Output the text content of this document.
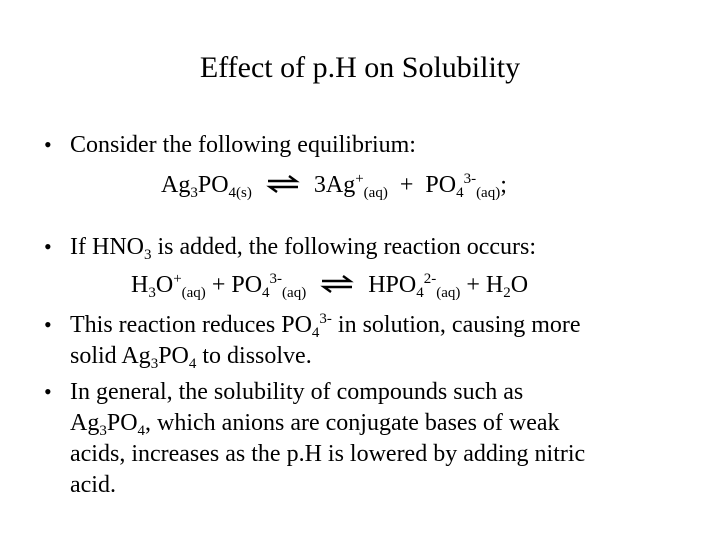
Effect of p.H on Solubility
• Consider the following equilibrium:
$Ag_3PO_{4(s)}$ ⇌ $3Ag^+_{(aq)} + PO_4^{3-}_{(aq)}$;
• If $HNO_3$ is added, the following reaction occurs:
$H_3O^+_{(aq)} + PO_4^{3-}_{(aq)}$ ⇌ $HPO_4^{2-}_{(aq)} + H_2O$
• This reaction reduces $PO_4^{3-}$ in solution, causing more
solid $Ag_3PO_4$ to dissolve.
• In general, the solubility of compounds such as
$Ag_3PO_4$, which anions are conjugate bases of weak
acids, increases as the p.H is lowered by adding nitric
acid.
====
TASK GOAL:
Write out all the entries word for word, but skip any images.

OUTPUT OF THE TASK:
Output the text content of this document.
Effect of p.H on Solubility
• Consider the following equilibrium:
$Ag_3PO_{4(s)}$ ⇌ $3Ag^+_{(aq)} + PO_4^{3-}_{(aq)}$;
• If $HNO_3$ is added, the following reaction occurs:
$H_3O^+_{(aq)} + PO_4^{3-}_{(aq)}$ ⇌ $HPO_4^{2-}_{(aq)} + H_2O$
• This reaction reduces $PO_4^{3-}$ in solution, causing more
solid $Ag_3PO_4$ to dissolve.
• In general, the solubility of compounds such as
$Ag_3PO_4$, which anions are conjugate bases of weak
acids, increases as the p.H is lowered by adding nitric
acid.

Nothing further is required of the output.